## Begin Data for this task

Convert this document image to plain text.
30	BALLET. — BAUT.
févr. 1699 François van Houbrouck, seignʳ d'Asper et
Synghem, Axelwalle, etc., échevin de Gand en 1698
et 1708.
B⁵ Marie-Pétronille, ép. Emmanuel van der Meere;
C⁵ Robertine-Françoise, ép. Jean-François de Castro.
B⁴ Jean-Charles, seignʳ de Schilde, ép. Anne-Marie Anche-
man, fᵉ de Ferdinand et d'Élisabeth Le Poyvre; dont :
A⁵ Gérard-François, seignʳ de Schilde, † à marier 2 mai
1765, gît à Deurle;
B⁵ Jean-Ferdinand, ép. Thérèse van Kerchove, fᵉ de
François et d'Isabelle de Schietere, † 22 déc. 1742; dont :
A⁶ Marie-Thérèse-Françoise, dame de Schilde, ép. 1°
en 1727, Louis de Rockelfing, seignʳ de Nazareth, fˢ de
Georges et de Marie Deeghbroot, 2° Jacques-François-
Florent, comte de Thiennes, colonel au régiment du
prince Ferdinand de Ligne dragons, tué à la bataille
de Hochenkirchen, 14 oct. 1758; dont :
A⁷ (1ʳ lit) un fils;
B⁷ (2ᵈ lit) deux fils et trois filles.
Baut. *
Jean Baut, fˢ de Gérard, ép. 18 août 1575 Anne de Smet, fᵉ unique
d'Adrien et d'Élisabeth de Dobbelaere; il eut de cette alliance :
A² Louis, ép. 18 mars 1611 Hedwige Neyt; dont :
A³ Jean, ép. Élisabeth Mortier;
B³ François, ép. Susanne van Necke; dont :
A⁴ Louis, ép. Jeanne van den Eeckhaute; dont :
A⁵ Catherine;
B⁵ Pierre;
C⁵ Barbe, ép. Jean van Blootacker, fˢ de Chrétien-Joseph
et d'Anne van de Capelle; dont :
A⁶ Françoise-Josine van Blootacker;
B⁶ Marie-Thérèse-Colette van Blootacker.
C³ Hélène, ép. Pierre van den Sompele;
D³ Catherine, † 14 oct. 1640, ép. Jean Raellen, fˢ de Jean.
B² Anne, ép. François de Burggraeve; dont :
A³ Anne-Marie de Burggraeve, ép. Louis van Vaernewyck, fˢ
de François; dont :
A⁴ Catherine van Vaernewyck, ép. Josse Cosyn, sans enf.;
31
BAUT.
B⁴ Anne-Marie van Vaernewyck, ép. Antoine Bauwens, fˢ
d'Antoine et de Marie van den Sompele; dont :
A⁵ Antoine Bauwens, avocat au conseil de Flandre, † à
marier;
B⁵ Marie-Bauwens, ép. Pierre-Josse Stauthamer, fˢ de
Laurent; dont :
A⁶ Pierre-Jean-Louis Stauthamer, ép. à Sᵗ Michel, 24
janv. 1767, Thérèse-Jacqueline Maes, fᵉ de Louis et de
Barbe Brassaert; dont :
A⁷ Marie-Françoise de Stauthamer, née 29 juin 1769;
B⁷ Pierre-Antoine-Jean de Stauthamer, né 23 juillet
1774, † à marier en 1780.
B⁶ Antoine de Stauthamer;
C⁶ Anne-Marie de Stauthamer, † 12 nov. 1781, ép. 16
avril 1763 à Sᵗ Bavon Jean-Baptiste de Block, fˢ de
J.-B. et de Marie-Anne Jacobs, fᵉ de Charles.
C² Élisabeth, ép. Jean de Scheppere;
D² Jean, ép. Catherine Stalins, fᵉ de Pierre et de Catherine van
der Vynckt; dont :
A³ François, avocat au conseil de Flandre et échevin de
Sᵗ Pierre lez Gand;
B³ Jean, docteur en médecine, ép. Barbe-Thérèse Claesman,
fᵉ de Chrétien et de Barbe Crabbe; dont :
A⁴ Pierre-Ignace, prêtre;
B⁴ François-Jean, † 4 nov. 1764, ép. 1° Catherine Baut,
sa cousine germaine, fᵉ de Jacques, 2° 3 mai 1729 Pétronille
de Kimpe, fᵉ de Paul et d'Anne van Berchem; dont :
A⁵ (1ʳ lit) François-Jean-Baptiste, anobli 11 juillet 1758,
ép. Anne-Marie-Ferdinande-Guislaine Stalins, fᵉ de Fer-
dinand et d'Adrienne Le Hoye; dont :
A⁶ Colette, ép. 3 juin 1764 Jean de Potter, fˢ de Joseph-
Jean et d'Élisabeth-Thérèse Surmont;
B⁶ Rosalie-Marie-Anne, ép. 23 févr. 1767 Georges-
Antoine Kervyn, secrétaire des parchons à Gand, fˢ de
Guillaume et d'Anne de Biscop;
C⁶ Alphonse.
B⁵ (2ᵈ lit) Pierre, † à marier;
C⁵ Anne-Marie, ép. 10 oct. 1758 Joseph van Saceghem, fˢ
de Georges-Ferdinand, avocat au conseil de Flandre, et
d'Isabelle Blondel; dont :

## End Data for this task

Transcribe all the entries, keeping each one exactly as it is.

Convert this document image to plain text.
30	BALLET. — BAUT.
févr. 1699 François van Houbrouck, seignʳ d'Asper et
Synghem, Axelwalle, etc., échevin de Gand en 1698
et 1708.
B⁵ Marie-Pétronille, ép. Emmanuel van der Meere;
C⁵ Robertine-Françoise, ép. Jean-François de Castro.
B⁴ Jean-Charles, seignʳ de Schilde, ép. Anne-Marie Anche-
man, fᵉ de Ferdinand et d'Élisabeth Le Poyvre; dont :
A⁵ Gérard-François, seignʳ de Schilde, † à marier 2 mai
1765, gît à Deurle;
B⁵ Jean-Ferdinand, ép. Thérèse van Kerchove, fᵉ de
François et d'Isabelle de Schietere, † 22 déc. 1742; dont :
A⁶ Marie-Thérèse-Françoise, dame de Schilde, ép. 1°
en 1727, Louis de Rockelfing, seignʳ de Nazareth, fˢ de
Georges et de Marie Deeghbroot, 2° Jacques-François-
Florent, comte de Thiennes, colonel au régiment du
prince Ferdinand de Ligne dragons, tué à la bataille
de Hochenkirchen, 14 oct. 1758; dont :
A⁷ (1ʳ lit) un fils;
B⁷ (2ᵈ lit) deux fils et trois filles.
Baut. *
Jean Baut, fˢ de Gérard, ép. 18 août 1575 Anne de Smet, fᵉ unique
d'Adrien et d'Élisabeth de Dobbelaere; il eut de cette alliance :
A² Louis, ép. 18 mars 1611 Hedwige Neyt; dont :
A³ Jean, ép. Élisabeth Mortier;
B³ François, ép. Susanne van Necke; dont :
A⁴ Louis, ép. Jeanne van den Eeckhaute; dont :
A⁵ Catherine;
B⁵ Pierre;
C⁵ Barbe, ép. Jean van Blootacker, fˢ de Chrétien-Joseph
et d'Anne van de Capelle; dont :
A⁶ Françoise-Josine van Blootacker;
B⁶ Marie-Thérèse-Colette van Blootacker.
C³ Hélène, ép. Pierre van den Sompele;
D³ Catherine, † 14 oct. 1640, ép. Jean Raellen, fˢ de Jean.
B² Anne, ép. François de Burggraeve; dont :
A³ Anne-Marie de Burggraeve, ép. Louis van Vaernewyck, fˢ
de François; dont :
A⁴ Catherine van Vaernewyck, ép. Josse Cosyn, sans enf.;
31
BAUT.
B⁴ Anne-Marie van Vaernewyck, ép. Antoine Bauwens, fˢ
d'Antoine et de Marie van den Sompele; dont :
A⁵ Antoine Bauwens, avocat au conseil de Flandre, † à
marier;
B⁵ Marie-Bauwens, ép. Pierre-Josse Stauthamer, fˢ de
Laurent; dont :
A⁶ Pierre-Jean-Louis Stauthamer, ép. à Sᵗ Michel, 24
janv. 1767, Thérèse-Jacqueline Maes, fᵉ de Louis et de
Barbe Brassaert; dont :
A⁷ Marie-Françoise de Stauthamer, née 29 juin 1769;
B⁷ Pierre-Antoine-Jean de Stauthamer, né 23 juillet
1774, † à marier en 1780.
B⁶ Antoine de Stauthamer;
C⁶ Anne-Marie de Stauthamer, † 12 nov. 1781, ép. 16
avril 1763 à Sᵗ Bavon Jean-Baptiste de Block, fˢ de
J.-B. et de Marie-Anne Jacobs, fᵉ de Charles.
C² Élisabeth, ép. Jean de Scheppere;
D² Jean, ép. Catherine Stalins, fᵉ de Pierre et de Catherine van
der Vynckt; dont :
A³ François, avocat au conseil de Flandre et échevin de
Sᵗ Pierre lez Gand;
B³ Jean, docteur en médecine, ép. Barbe-Thérèse Claesman,
fᵉ de Chrétien et de Barbe Crabbe; dont :
A⁴ Pierre-Ignace, prêtre;
B⁴ François-Jean, † 4 nov. 1764, ép. 1° Catherine Baut,
sa cousine germaine, fᵉ de Jacques, 2° 3 mai 1729 Pétronille
de Kimpe, fᵉ de Paul et d'Anne van Berchem; dont :
A⁵ (1ʳ lit) François-Jean-Baptiste, anobli 11 juillet 1758,
ép. Anne-Marie-Ferdinande-Guislaine Stalins, fᵉ de Fer-
dinand et d'Adrienne Le Hoye; dont :
A⁶ Colette, ép. 3 juin 1764 Jean de Potter, fˢ de Joseph-
Jean et d'Élisabeth-Thérèse Surmont;
B⁶ Rosalie-Marie-Anne, ép. 23 févr. 1767 Georges-
Antoine Kervyn, secrétaire des parchons à Gand, fˢ de
Guillaume et d'Anne de Biscop;
C⁶ Alphonse.
B⁵ (2ᵈ lit) Pierre, † à marier;
C⁵ Anne-Marie, ép. 10 oct. 1758 Joseph van Saceghem, fˢ
de Georges-Ferdinand, avocat au conseil de Flandre, et
d'Isabelle Blondel; dont :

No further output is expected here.